### SHORT TASK:
Write out each line in which the string "panel" is present.

Data items

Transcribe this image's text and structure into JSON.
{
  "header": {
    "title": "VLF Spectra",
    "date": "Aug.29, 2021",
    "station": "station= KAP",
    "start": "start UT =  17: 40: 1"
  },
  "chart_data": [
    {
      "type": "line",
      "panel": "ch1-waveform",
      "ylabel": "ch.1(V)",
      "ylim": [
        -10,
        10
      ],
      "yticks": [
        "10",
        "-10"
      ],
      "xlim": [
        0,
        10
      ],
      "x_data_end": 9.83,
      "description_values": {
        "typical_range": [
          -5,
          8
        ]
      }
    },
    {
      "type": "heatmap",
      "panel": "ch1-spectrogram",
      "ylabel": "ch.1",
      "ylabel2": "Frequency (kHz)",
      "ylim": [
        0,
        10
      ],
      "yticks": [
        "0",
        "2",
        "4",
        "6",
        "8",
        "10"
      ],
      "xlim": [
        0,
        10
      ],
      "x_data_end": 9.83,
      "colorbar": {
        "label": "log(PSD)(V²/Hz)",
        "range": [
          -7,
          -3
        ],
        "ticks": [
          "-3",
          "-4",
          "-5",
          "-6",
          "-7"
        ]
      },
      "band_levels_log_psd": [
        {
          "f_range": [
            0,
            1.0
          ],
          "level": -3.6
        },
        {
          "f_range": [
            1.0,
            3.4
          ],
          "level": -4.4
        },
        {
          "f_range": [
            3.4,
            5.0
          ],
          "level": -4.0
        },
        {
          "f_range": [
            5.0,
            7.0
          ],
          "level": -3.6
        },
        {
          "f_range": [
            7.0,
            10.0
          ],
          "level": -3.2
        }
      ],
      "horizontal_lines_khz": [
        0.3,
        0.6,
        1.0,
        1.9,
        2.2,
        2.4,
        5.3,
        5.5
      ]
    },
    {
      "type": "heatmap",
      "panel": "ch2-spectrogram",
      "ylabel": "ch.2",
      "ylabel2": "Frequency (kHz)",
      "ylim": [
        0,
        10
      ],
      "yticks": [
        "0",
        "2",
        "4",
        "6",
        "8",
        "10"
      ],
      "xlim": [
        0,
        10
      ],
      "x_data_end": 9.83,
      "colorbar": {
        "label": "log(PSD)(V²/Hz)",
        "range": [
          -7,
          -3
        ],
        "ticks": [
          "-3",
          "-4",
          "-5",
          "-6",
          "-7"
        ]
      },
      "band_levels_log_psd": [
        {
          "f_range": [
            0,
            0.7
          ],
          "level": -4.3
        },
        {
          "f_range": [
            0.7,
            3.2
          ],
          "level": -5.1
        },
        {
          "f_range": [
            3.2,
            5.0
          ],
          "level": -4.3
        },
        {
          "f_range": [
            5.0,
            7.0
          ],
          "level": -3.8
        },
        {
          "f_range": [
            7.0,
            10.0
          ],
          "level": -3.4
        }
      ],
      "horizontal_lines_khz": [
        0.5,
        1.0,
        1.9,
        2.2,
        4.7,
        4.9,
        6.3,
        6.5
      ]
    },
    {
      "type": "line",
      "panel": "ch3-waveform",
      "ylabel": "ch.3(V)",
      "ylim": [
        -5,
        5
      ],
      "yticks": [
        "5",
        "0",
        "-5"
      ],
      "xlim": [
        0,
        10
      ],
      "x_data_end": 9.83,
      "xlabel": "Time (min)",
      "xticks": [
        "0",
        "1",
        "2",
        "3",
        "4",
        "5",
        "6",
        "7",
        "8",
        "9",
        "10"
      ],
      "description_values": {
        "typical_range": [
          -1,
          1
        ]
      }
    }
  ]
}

### RESPONSE BELOW:
      "panel": "ch1-waveform",
      "panel": "ch1-spectrogram",
      "panel": "ch2-spectrogram",
      "panel": "ch3-waveform",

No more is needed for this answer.